● **The request**: Copy the records that follow exactly as written, but not their pictures.

:: Data for processing

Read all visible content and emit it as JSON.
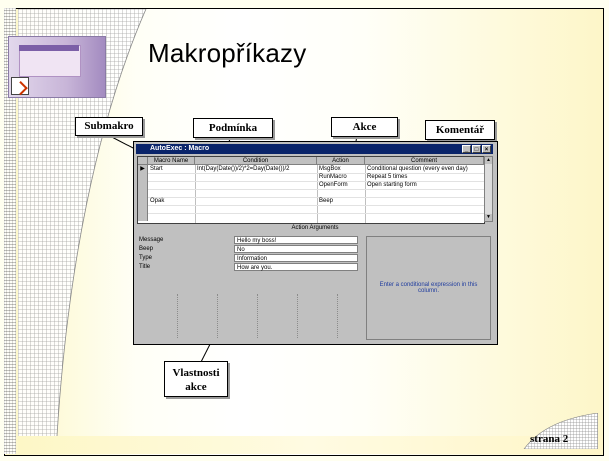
{
  "slide": {
    "title": "Makropříkazy",
    "page_label": "strana 2"
  },
  "callouts": {
    "submakro": "Submakro",
    "podminka": "Podmínka",
    "akce": "Akce",
    "komentar": "Komentář",
    "vlastnosti_line1": "Vlastnosti",
    "vlastnosti_line2": "akce"
  },
  "window": {
    "title": "AutoExec : Macro",
    "minimize": "_",
    "maximize": "□",
    "close": "×"
  },
  "grid": {
    "headers": [
      "Macro Name",
      "Condition",
      "Action",
      "Comment"
    ],
    "rows": [
      {
        "name": "Start",
        "condition": "Int(Day(Date())/2)*2=Day(Date())/2",
        "action": "MsgBox",
        "comment": "Conditional question (every even day)"
      },
      {
        "name": "",
        "condition": "",
        "action": "RunMacro",
        "comment": "Repeat 5 times"
      },
      {
        "name": "",
        "condition": "",
        "action": "OpenForm",
        "comment": "Open starting form"
      },
      {
        "name": "Opak",
        "condition": "",
        "action": "Beep",
        "comment": ""
      }
    ],
    "row_indicator": "▶"
  },
  "arguments": {
    "header": "Action Arguments",
    "items": [
      {
        "label": "Message",
        "value": "Hello my boss!"
      },
      {
        "label": "Beep",
        "value": "No"
      },
      {
        "label": "Type",
        "value": "Information"
      },
      {
        "label": "Title",
        "value": "How are you."
      }
    ],
    "help_text": "Enter a conditional expression in this column."
  }
}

::::

● **Result**:
Read all visible content and emit it as JSON.
{
  "slide": {
    "title": "Makropříkazy",
    "page_label": "strana 2"
  },
  "callouts": {
    "submakro": "Submakro",
    "podminka": "Podmínka",
    "akce": "Akce",
    "komentar": "Komentář",
    "vlastnosti_line1": "Vlastnosti",
    "vlastnosti_line2": "akce"
  },
  "window": {
    "title": "AutoExec : Macro",
    "minimize": "_",
    "maximize": "□",
    "close": "×"
  },
  "grid": {
    "headers": [
      "Macro Name",
      "Condition",
      "Action",
      "Comment"
    ],
    "rows": [
      {
        "name": "Start",
        "condition": "Int(Day(Date())/2)*2=Day(Date())/2",
        "action": "MsgBox",
        "comment": "Conditional question (every even day)"
      },
      {
        "name": "",
        "condition": "",
        "action": "RunMacro",
        "comment": "Repeat 5 times"
      },
      {
        "name": "",
        "condition": "",
        "action": "OpenForm",
        "comment": "Open starting form"
      },
      {
        "name": "Opak",
        "condition": "",
        "action": "Beep",
        "comment": ""
      }
    ],
    "row_indicator": "▶"
  },
  "arguments": {
    "header": "Action Arguments",
    "items": [
      {
        "label": "Message",
        "value": "Hello my boss!"
      },
      {
        "label": "Beep",
        "value": "No"
      },
      {
        "label": "Type",
        "value": "Information"
      },
      {
        "label": "Title",
        "value": "How are you."
      }
    ],
    "help_text": "Enter a conditional expression in this column."
  }
}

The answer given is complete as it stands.